*Information shown*:
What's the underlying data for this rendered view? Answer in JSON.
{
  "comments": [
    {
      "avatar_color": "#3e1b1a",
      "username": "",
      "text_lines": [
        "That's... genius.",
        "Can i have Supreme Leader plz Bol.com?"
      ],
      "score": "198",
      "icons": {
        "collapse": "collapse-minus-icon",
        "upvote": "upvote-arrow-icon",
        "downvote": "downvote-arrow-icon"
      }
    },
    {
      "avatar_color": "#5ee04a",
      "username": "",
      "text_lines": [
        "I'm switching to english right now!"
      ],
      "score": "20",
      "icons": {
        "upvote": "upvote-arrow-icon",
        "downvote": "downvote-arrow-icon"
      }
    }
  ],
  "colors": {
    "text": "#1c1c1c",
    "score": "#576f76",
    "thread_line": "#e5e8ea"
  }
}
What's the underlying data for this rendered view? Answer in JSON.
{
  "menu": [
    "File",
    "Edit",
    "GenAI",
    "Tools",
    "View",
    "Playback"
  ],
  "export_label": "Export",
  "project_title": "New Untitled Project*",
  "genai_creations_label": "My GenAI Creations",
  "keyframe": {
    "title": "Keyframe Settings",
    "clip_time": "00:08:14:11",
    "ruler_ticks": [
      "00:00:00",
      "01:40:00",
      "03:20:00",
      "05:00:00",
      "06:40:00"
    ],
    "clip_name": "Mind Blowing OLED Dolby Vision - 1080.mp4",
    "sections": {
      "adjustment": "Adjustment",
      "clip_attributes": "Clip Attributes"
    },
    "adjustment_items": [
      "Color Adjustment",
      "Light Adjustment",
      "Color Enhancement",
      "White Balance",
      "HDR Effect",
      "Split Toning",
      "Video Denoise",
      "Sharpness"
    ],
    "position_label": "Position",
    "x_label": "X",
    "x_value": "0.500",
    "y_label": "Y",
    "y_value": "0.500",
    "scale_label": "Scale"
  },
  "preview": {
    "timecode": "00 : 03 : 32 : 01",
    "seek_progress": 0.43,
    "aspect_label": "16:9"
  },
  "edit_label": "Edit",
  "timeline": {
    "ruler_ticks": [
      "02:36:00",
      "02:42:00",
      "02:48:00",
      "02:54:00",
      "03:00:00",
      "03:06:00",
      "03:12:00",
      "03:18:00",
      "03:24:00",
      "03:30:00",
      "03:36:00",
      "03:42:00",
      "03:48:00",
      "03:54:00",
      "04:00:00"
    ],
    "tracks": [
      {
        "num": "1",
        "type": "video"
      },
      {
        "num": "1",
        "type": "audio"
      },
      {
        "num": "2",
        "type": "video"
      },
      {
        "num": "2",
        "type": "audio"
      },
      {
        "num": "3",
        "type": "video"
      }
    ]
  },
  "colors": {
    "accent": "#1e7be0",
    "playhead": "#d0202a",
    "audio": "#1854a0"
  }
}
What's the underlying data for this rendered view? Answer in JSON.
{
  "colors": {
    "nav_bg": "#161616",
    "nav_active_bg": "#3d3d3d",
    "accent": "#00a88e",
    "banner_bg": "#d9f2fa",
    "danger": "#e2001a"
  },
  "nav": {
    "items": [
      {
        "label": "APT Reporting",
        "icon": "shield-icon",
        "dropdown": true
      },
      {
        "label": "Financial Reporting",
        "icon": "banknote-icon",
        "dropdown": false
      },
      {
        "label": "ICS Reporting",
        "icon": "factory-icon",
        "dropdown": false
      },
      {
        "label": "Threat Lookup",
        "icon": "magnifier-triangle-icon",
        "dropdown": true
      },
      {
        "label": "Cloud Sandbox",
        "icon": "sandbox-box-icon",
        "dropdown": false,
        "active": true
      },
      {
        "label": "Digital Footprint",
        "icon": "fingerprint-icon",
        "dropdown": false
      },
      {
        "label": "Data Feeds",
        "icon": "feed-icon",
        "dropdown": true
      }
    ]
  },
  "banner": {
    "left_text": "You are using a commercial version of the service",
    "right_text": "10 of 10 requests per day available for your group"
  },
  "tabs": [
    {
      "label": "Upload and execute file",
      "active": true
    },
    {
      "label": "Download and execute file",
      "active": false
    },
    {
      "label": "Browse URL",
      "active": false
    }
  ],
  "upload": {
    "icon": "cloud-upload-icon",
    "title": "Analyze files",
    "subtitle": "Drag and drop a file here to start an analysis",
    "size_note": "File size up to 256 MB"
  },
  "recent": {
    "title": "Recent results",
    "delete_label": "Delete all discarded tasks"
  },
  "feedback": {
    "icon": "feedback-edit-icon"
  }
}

*Task details*: Copy each line of the data exactly, leaving nothing out.

*Response*:
What's the underlying data for this rendered view? Answer in JSON.
{
  "comments": [
    {
      "avatar_color": "#3e1b1a",
      "username": "",
      "text_lines": [
        "That's... genius.",
        "Can i have Supreme Leader plz Bol.com?"
      ],
      "score": "198",
      "icons": {
        "collapse": "collapse-minus-icon",
        "upvote": "upvote-arrow-icon",
        "downvote": "downvote-arrow-icon"
      }
    },
    {
      "avatar_color": "#5ee04a",
      "username": "",
      "text_lines": [
        "I'm switching to english right now!"
      ],
      "score": "20",
      "icons": {
        "upvote": "upvote-arrow-icon",
        "downvote": "downvote-arrow-icon"
      }
    }
  ],
  "colors": {
    "text": "#1c1c1c",
    "score": "#576f76",
    "thread_line": "#e5e8ea"
  }
}
What's the underlying data for this rendered view? Answer in JSON.
{
  "menu": [
    "File",
    "Edit",
    "GenAI",
    "Tools",
    "View",
    "Playback"
  ],
  "export_label": "Export",
  "project_title": "New Untitled Project*",
  "genai_creations_label": "My GenAI Creations",
  "keyframe": {
    "title": "Keyframe Settings",
    "clip_time": "00:08:14:11",
    "ruler_ticks": [
      "00:00:00",
      "01:40:00",
      "03:20:00",
      "05:00:00",
      "06:40:00"
    ],
    "clip_name": "Mind Blowing OLED Dolby Vision - 1080.mp4",
    "sections": {
      "adjustment": "Adjustment",
      "clip_attributes": "Clip Attributes"
    },
    "adjustment_items": [
      "Color Adjustment",
      "Light Adjustment",
      "Color Enhancement",
      "White Balance",
      "HDR Effect",
      "Split Toning",
      "Video Denoise",
      "Sharpness"
    ],
    "position_label": "Position",
    "x_label": "X",
    "x_value": "0.500",
    "y_label": "Y",
    "y_value": "0.500",
    "scale_label": "Scale"
  },
  "preview": {
    "timecode": "00 : 03 : 32 : 01",
    "seek_progress": 0.43,
    "aspect_label": "16:9"
  },
  "edit_label": "Edit",
  "timeline": {
    "ruler_ticks": [
      "02:36:00",
      "02:42:00",
      "02:48:00",
      "02:54:00",
      "03:00:00",
      "03:06:00",
      "03:12:00",
      "03:18:00",
      "03:24:00",
      "03:30:00",
      "03:36:00",
      "03:42:00",
      "03:48:00",
      "03:54:00",
      "04:00:00"
    ],
    "tracks": [
      {
        "num": "1",
        "type": "video"
      },
      {
        "num": "1",
        "type": "audio"
      },
      {
        "num": "2",
        "type": "video"
      },
      {
        "num": "2",
        "type": "audio"
      },
      {
        "num": "3",
        "type": "video"
      }
    ]
  },
  "colors": {
    "accent": "#1e7be0",
    "playhead": "#d0202a",
    "audio": "#1854a0"
  }
}
What's the underlying data for this rendered view? Answer in JSON.
{
  "colors": {
    "nav_bg": "#161616",
    "nav_active_bg": "#3d3d3d",
    "accent": "#00a88e",
    "banner_bg": "#d9f2fa",
    "danger": "#e2001a"
  },
  "nav": {
    "items": [
      {
        "label": "APT Reporting",
        "icon": "shield-icon",
        "dropdown": true
      },
      {
        "label": "Financial Reporting",
        "icon": "banknote-icon",
        "dropdown": false
      },
      {
        "label": "ICS Reporting",
        "icon": "factory-icon",
        "dropdown": false
      },
      {
        "label": "Threat Lookup",
        "icon": "magnifier-triangle-icon",
        "dropdown": true
      },
      {
        "label": "Cloud Sandbox",
        "icon": "sandbox-box-icon",
        "dropdown": false,
        "active": true
      },
      {
        "label": "Digital Footprint",
        "icon": "fingerprint-icon",
        "dropdown": false
      },
      {
        "label": "Data Feeds",
        "icon": "feed-icon",
        "dropdown": true
      }
    ]
  },
  "banner": {
    "left_text": "You are using a commercial version of the service",
    "right_text": "10 of 10 requests per day available for your group"
  },
  "tabs": [
    {
      "label": "Upload and execute file",
      "active": true
    },
    {
      "label": "Download and execute file",
      "active": false
    },
    {
      "label": "Browse URL",
      "active": false
    }
  ],
  "upload": {
    "icon": "cloud-upload-icon",
    "title": "Analyze files",
    "subtitle": "Drag and drop a file here to start an analysis",
    "size_note": "File size up to 256 MB"
  },
  "recent": {
    "title": "Recent results",
    "delete_label": "Delete all discarded tasks"
  },
  "feedback": {
    "icon": "feedback-edit-icon"
  }
}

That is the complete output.